--- Start of Materials provided ---

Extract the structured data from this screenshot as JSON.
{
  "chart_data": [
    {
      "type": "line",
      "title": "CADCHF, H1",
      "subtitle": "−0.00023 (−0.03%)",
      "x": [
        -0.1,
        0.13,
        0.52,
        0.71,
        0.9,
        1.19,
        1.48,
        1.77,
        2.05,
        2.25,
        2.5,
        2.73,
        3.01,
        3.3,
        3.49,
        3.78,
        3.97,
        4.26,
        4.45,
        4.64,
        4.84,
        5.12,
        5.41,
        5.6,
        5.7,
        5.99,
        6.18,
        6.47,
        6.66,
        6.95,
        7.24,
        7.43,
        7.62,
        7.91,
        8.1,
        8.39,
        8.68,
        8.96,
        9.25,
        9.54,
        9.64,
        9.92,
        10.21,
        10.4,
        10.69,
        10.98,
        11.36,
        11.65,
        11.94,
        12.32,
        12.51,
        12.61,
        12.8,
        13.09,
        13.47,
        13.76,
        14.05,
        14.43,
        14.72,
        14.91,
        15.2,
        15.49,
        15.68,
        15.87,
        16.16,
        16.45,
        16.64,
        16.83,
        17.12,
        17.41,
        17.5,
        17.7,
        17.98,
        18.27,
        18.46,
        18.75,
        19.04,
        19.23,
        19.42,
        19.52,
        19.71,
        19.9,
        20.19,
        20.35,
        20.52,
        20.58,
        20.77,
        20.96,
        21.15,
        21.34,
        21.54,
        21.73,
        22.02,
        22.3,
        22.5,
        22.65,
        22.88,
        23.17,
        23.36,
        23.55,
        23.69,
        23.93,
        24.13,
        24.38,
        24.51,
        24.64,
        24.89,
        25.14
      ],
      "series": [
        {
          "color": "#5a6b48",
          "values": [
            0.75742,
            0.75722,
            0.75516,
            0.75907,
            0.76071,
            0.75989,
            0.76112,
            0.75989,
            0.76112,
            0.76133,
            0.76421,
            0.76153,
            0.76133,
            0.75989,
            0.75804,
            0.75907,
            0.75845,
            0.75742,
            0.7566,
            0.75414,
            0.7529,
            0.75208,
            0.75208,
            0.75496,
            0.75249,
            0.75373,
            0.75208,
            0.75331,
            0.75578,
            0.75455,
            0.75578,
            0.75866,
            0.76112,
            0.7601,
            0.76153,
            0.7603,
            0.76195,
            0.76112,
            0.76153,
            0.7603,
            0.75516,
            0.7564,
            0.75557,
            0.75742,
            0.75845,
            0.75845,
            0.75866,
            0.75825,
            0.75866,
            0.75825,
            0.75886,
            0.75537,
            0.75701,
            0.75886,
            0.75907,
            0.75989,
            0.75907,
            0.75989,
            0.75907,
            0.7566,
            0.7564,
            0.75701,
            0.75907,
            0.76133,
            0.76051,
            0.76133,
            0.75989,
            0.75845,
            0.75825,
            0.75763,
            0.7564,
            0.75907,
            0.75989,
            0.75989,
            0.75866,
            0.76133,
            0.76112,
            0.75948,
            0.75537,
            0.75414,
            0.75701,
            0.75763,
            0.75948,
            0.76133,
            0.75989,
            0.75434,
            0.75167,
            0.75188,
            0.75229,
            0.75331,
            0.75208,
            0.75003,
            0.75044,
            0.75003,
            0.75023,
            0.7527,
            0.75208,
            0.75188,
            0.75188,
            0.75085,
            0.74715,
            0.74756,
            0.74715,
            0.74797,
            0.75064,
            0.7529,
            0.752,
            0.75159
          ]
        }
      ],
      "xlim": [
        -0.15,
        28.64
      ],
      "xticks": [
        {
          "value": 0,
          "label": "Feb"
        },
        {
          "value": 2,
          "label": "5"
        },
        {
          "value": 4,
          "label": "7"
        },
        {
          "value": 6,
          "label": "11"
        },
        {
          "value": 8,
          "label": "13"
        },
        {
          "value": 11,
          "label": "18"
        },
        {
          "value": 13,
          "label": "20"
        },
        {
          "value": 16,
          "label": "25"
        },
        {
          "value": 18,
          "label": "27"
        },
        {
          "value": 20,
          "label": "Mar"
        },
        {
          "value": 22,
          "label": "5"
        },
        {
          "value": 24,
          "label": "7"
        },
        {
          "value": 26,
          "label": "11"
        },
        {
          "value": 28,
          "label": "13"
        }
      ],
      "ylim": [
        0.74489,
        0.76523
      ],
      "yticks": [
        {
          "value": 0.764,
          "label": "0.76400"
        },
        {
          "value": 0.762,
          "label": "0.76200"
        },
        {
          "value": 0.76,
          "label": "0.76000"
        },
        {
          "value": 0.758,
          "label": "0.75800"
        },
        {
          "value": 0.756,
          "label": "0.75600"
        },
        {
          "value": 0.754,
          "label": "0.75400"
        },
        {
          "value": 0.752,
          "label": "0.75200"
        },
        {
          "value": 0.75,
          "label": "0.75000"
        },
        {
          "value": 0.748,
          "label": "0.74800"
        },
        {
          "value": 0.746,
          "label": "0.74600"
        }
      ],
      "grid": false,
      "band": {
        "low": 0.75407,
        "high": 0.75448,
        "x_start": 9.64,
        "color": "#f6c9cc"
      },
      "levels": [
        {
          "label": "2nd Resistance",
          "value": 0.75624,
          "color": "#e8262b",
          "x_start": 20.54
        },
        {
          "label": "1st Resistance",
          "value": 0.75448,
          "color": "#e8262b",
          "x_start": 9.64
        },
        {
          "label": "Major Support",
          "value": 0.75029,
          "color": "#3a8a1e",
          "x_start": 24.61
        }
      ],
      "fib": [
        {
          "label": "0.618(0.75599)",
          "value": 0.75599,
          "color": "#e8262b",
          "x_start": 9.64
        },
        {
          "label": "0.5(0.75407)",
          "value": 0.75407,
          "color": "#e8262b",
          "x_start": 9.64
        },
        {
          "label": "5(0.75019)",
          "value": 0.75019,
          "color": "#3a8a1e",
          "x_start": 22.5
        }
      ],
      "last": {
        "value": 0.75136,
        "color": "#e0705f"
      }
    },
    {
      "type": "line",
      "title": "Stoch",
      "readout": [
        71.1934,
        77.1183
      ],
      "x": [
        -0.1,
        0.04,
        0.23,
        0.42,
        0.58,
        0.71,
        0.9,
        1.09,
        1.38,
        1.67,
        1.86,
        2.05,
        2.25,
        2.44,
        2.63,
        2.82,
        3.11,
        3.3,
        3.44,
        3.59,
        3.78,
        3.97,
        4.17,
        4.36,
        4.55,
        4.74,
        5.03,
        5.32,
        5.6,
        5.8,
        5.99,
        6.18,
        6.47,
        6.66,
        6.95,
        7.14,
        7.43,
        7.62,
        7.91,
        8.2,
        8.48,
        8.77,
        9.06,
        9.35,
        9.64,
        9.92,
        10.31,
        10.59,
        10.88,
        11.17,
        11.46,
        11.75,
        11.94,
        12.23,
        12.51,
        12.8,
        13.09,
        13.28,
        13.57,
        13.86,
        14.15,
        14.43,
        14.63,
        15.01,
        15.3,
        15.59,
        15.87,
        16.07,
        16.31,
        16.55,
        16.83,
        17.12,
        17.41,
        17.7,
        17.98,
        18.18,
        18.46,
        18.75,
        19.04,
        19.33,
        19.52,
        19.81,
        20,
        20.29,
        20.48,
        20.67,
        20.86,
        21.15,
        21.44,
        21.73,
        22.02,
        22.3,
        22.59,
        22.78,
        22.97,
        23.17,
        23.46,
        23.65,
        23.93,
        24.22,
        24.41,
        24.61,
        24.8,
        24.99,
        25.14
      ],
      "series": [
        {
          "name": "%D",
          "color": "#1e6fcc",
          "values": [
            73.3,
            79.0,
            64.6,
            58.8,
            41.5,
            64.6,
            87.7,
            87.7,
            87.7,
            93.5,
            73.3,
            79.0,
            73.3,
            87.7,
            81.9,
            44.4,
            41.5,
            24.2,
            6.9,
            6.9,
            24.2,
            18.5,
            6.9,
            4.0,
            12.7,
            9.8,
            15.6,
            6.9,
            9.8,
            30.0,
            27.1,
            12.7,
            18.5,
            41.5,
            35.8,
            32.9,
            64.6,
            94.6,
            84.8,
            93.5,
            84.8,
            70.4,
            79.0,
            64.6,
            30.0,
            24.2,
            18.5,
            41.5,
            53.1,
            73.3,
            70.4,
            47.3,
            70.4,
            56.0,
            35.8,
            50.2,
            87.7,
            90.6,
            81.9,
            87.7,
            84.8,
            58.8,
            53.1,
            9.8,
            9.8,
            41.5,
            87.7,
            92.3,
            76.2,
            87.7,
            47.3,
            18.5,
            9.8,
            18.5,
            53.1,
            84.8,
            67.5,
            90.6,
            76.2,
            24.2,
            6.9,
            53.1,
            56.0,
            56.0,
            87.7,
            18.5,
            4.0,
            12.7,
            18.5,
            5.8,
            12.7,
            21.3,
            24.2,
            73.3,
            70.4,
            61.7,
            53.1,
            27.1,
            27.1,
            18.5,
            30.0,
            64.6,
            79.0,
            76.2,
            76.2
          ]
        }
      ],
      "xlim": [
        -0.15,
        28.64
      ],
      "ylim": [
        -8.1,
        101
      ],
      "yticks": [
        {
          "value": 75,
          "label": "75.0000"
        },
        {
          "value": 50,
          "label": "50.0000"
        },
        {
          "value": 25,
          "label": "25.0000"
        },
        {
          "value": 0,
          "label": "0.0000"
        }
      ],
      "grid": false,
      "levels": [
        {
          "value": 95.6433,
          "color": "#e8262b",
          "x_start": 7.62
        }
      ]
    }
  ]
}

--- End of Materials provided ---

Give solely the number of lines in the data that contain the string "Resistance".

--- Solved exercise ---
2